■ RECORDS SUPPLIED ■
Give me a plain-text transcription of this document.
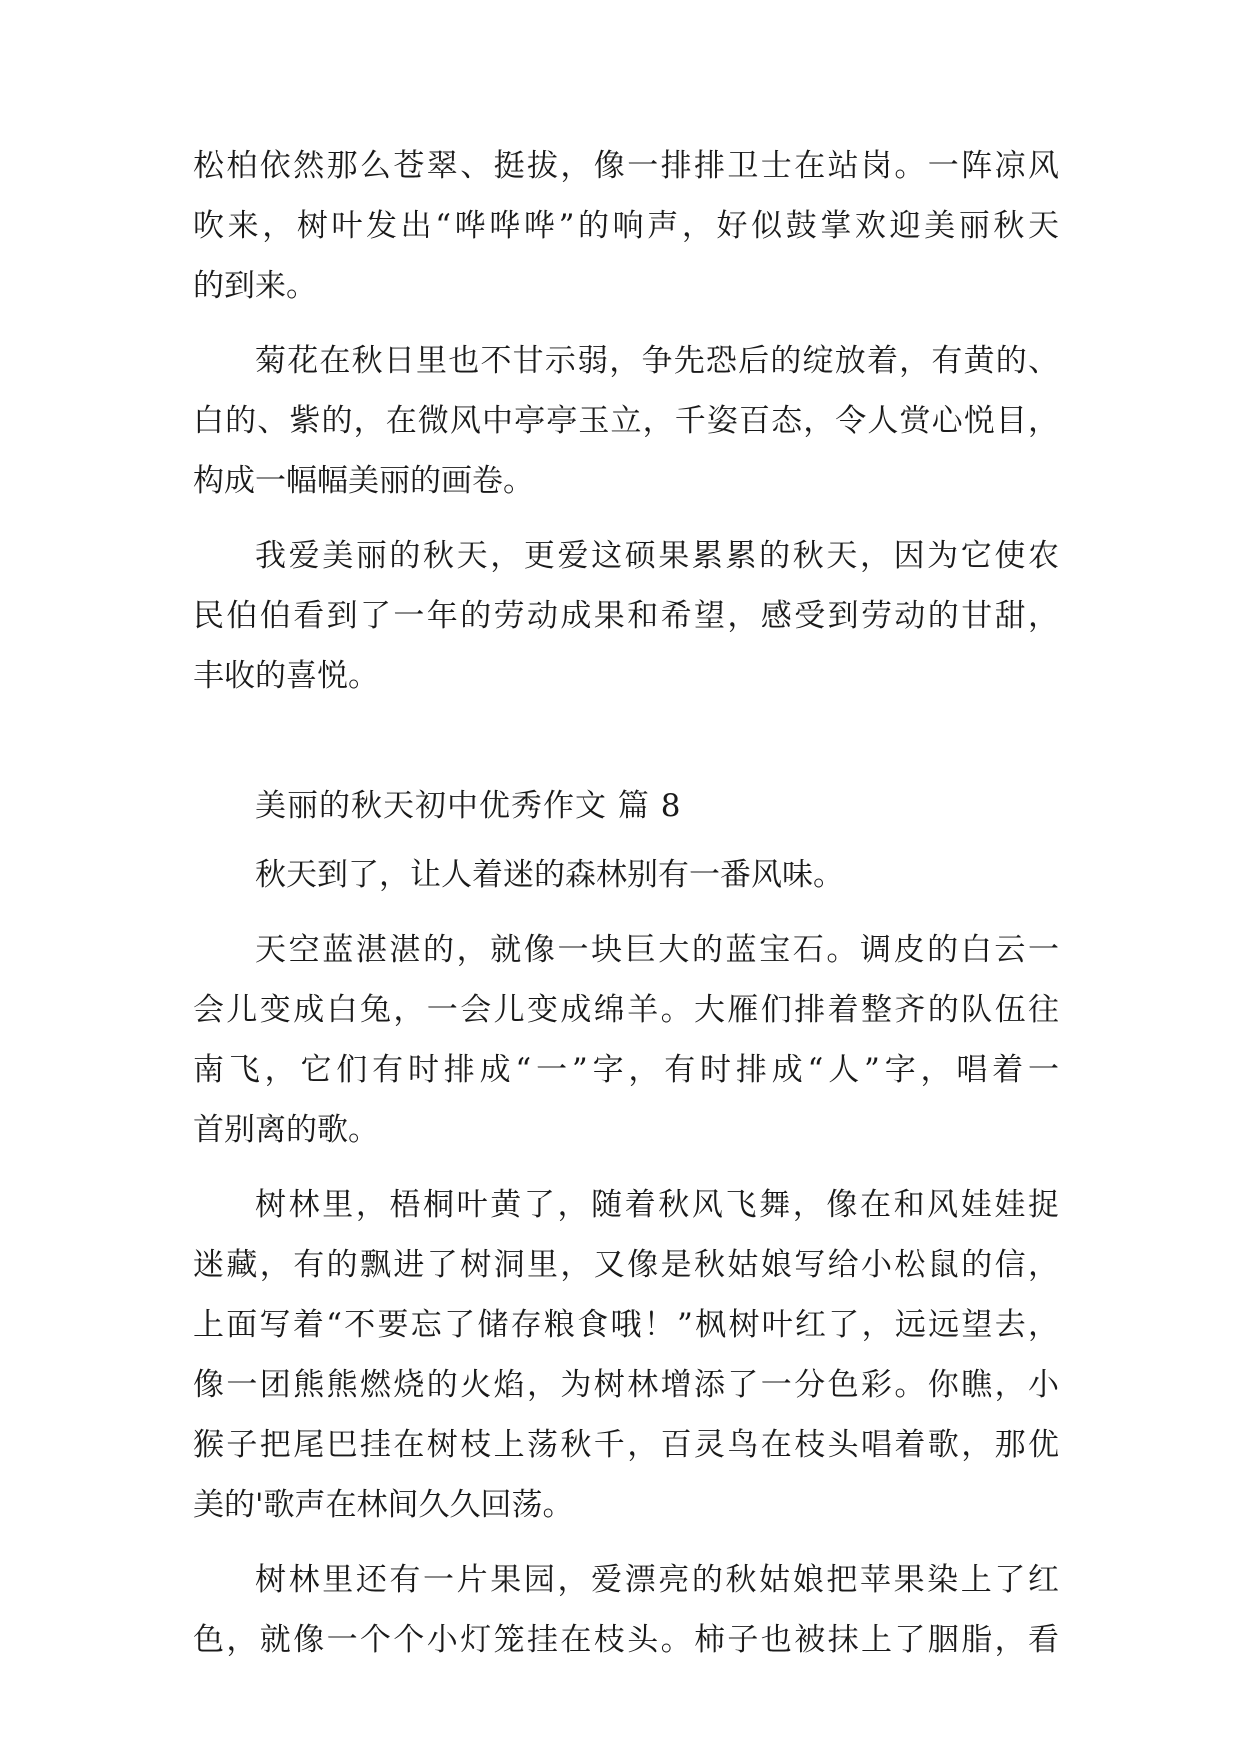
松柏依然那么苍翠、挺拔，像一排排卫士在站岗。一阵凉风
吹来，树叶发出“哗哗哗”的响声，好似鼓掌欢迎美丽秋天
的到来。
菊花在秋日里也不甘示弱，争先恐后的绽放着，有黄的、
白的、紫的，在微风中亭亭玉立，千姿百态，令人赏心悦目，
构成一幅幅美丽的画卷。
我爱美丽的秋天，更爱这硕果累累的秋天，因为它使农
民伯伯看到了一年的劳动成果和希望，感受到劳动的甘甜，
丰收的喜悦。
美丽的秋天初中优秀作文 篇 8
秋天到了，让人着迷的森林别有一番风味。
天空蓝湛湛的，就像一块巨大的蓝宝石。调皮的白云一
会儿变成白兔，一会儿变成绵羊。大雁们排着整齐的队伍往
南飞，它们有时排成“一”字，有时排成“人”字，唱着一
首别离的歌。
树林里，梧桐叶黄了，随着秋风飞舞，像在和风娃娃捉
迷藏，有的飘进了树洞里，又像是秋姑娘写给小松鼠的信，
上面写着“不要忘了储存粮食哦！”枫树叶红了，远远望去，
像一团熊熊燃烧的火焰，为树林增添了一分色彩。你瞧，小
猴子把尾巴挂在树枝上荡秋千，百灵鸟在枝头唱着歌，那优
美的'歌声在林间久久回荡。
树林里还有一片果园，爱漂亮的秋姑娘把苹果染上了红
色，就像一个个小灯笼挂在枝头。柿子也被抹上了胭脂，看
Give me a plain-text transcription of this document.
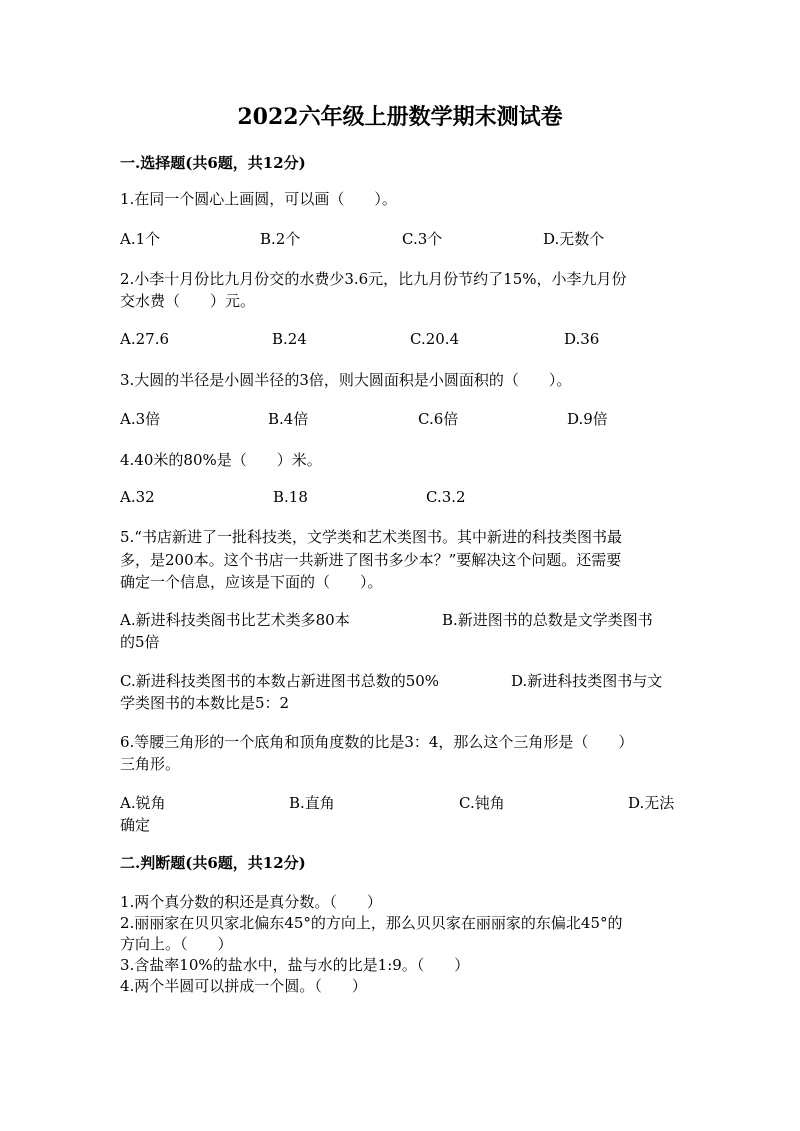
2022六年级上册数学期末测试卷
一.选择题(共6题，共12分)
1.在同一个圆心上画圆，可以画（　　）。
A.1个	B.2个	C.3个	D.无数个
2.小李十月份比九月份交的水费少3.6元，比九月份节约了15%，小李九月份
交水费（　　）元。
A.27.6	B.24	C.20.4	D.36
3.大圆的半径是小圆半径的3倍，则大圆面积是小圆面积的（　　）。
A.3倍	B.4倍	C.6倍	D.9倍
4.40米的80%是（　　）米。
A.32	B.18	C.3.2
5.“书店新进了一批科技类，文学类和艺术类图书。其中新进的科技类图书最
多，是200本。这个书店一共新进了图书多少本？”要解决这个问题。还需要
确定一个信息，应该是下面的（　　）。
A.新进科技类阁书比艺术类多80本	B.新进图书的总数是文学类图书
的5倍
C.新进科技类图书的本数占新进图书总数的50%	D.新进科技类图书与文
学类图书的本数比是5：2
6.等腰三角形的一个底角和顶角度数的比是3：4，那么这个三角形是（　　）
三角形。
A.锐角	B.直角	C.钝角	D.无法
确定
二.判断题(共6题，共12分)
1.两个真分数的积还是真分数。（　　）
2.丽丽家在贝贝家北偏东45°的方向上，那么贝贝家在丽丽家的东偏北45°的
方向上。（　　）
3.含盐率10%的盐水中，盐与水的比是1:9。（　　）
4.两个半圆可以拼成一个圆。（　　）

...

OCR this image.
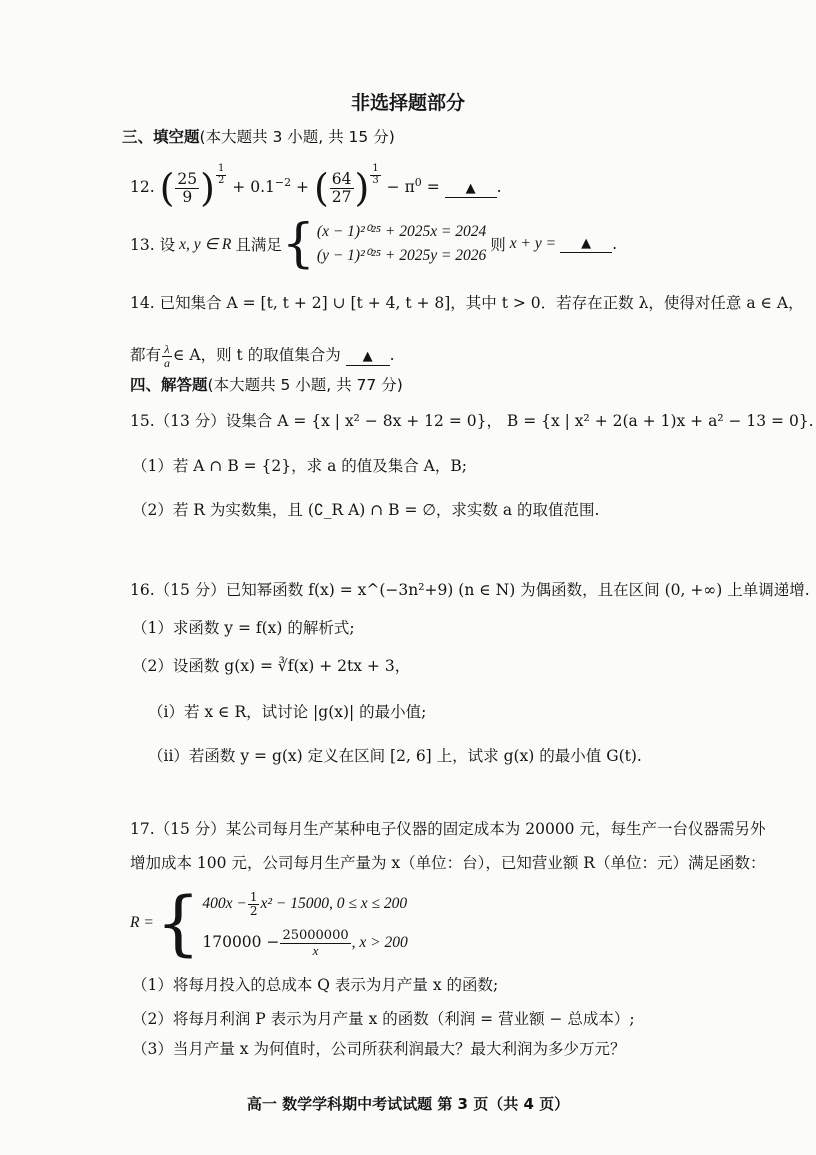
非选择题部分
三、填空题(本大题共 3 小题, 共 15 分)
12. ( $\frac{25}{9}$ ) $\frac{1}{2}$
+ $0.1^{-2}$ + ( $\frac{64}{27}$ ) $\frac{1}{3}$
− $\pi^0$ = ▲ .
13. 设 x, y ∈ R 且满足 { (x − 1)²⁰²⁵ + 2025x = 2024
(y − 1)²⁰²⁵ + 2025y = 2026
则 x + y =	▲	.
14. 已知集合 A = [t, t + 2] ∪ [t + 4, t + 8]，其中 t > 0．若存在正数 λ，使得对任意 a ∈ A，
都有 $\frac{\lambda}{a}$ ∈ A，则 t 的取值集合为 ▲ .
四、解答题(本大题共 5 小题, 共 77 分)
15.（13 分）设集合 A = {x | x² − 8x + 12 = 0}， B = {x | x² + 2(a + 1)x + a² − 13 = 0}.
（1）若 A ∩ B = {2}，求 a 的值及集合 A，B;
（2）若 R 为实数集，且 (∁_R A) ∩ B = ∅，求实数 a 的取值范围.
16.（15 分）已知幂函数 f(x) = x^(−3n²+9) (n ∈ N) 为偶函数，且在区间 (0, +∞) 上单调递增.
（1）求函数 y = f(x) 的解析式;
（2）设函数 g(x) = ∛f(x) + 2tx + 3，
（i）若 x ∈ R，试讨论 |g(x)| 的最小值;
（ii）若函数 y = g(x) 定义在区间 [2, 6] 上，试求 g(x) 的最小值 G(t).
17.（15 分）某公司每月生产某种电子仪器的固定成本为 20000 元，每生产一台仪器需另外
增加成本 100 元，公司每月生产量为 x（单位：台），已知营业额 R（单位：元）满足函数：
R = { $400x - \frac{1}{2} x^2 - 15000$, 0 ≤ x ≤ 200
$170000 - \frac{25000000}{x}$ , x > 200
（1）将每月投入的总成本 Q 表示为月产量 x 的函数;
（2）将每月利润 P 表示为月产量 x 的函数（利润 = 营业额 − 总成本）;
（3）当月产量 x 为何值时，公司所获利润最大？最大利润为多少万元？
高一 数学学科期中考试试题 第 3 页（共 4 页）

■ THE TASK ■
Where a line of the data holds "的最小值", show that line.

■ RESPONSE TO THIS EXERCISE ■
（i）若 x ∈ R，试讨论 |g(x)| 的最小值;
（ii）若函数 y = g(x) 定义在区间 [2, 6] 上，试求 g(x) 的最小值 G(t).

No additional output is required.